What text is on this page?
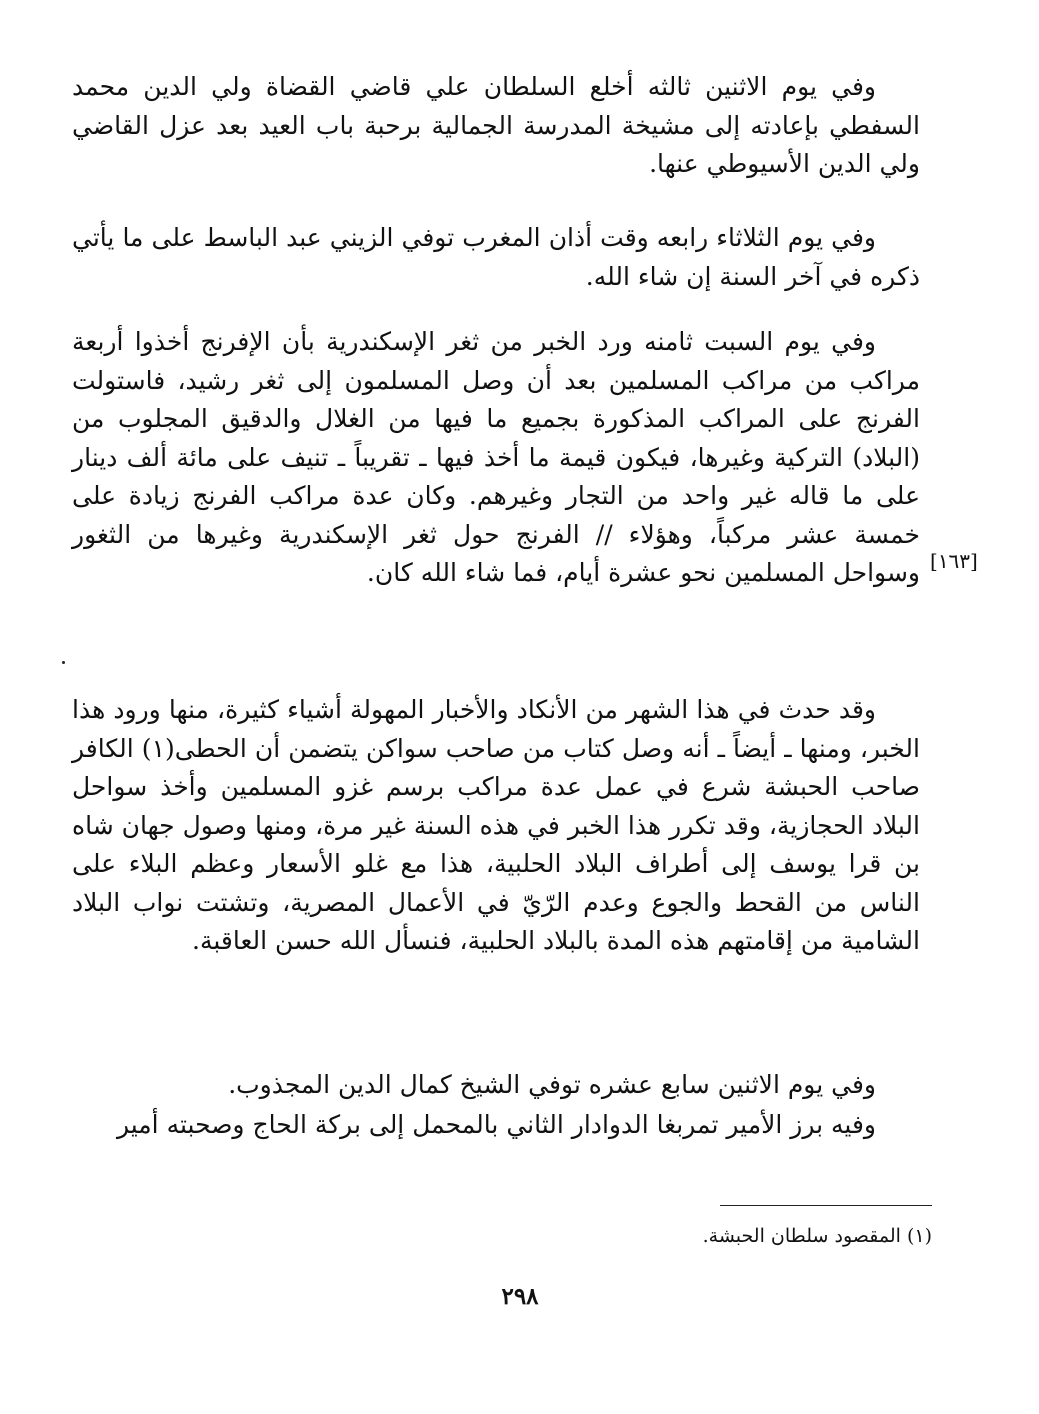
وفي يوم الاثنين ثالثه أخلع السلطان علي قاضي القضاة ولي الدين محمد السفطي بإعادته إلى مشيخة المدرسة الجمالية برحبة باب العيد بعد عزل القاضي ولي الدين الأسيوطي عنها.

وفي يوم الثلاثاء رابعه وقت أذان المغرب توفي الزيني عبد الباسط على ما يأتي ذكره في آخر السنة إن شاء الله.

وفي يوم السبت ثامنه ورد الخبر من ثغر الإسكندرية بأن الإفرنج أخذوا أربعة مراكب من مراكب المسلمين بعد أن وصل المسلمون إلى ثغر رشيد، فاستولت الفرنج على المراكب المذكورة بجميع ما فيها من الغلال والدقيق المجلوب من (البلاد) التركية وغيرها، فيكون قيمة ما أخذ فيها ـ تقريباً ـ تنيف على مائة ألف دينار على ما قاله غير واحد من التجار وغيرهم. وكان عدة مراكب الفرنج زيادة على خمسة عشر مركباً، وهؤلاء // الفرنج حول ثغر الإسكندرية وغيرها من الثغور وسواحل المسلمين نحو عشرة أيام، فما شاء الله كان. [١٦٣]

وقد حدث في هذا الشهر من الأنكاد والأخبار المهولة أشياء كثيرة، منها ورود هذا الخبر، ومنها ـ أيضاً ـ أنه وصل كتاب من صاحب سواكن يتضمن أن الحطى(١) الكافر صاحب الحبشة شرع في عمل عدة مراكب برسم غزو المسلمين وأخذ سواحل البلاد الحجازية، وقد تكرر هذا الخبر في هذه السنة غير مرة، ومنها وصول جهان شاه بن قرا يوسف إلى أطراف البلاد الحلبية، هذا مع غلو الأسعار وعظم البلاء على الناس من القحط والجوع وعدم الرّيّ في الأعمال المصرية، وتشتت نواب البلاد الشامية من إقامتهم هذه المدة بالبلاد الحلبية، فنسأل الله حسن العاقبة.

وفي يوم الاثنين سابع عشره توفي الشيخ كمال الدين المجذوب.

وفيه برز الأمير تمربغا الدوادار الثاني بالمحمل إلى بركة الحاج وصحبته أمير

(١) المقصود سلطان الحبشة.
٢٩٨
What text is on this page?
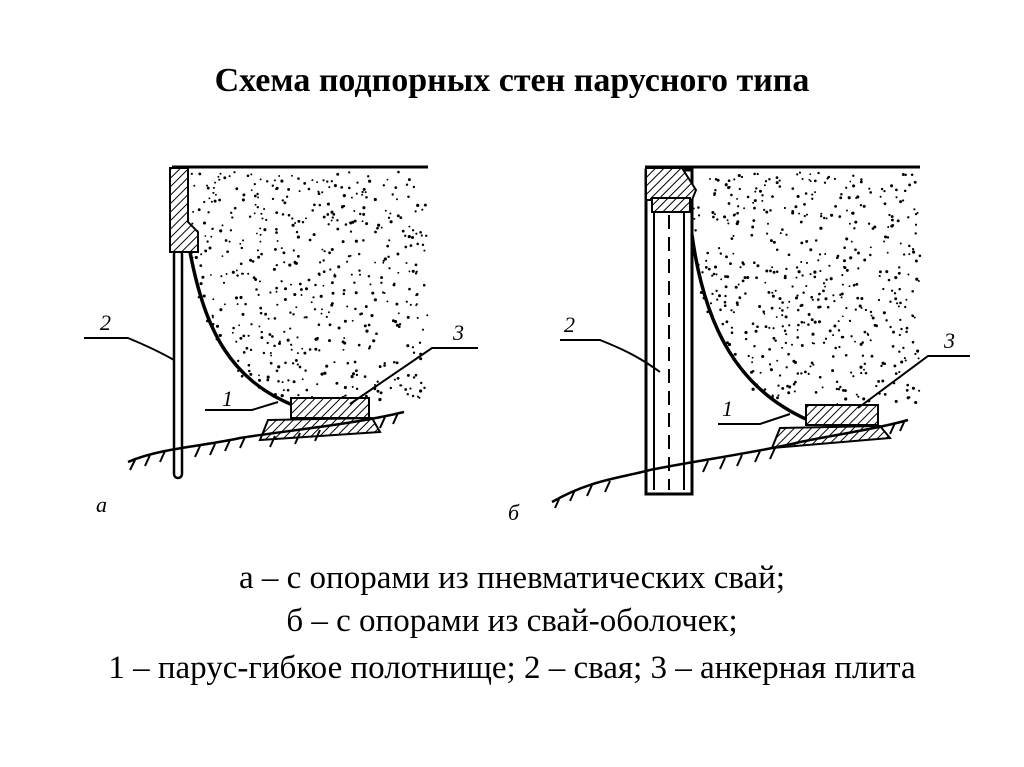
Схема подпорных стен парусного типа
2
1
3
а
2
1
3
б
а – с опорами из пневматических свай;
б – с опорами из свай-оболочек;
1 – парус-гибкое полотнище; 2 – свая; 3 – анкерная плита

+++

◆ **Task to complete**
Do not include the images; transcribe the rest of the listing exactly.

◆ **Full solution**
What text is on this page?
وفي يوم الاثنين ثالثه أخلع السلطان علي قاضي القضاة ولي الدين محمد السفطي بإعادته إلى مشيخة المدرسة الجمالية برحبة باب العيد بعد عزل القاضي ولي الدين الأسيوطي عنها.

وفي يوم الثلاثاء رابعه وقت أذان المغرب توفي الزيني عبد الباسط على ما يأتي ذكره في آخر السنة إن شاء الله.

وفي يوم السبت ثامنه ورد الخبر من ثغر الإسكندرية بأن الإفرنج أخذوا أربعة مراكب من مراكب المسلمين بعد أن وصل المسلمون إلى ثغر رشيد، فاستولت الفرنج على المراكب المذكورة بجميع ما فيها من الغلال والدقيق المجلوب من (البلاد) التركية وغيرها، فيكون قيمة ما أخذ فيها ـ تقريباً ـ تنيف على مائة ألف دينار على ما قاله غير واحد من التجار وغيرهم. وكان عدة مراكب الفرنج زيادة على خمسة عشر مركباً، وهؤلاء // الفرنج حول ثغر الإسكندرية وغيرها من الثغور وسواحل المسلمين نحو عشرة أيام، فما شاء الله كان. [١٦٣]

وقد حدث في هذا الشهر من الأنكاد والأخبار المهولة أشياء كثيرة، منها ورود هذا الخبر، ومنها ـ أيضاً ـ أنه وصل كتاب من صاحب سواكن يتضمن أن الحطى(١) الكافر صاحب الحبشة شرع في عمل عدة مراكب برسم غزو المسلمين وأخذ سواحل البلاد الحجازية، وقد تكرر هذا الخبر في هذه السنة غير مرة، ومنها وصول جهان شاه بن قرا يوسف إلى أطراف البلاد الحلبية، هذا مع غلو الأسعار وعظم البلاء على الناس من القحط والجوع وعدم الرّيّ في الأعمال المصرية، وتشتت نواب البلاد الشامية من إقامتهم هذه المدة بالبلاد الحلبية، فنسأل الله حسن العاقبة.

وفي يوم الاثنين سابع عشره توفي الشيخ كمال الدين المجذوب.

وفيه برز الأمير تمربغا الدوادار الثاني بالمحمل إلى بركة الحاج وصحبته أمير

(١) المقصود سلطان الحبشة.
٢٩٨
What text is on this page?
Схема подпорных стен парусного типа
2
1
3
а
2
1
3
б
а – с опорами из пневматических свай;
б – с опорами из свай-оболочек;
1 – парус-гибкое полотнище; 2 – свая; 3 – анкерная плита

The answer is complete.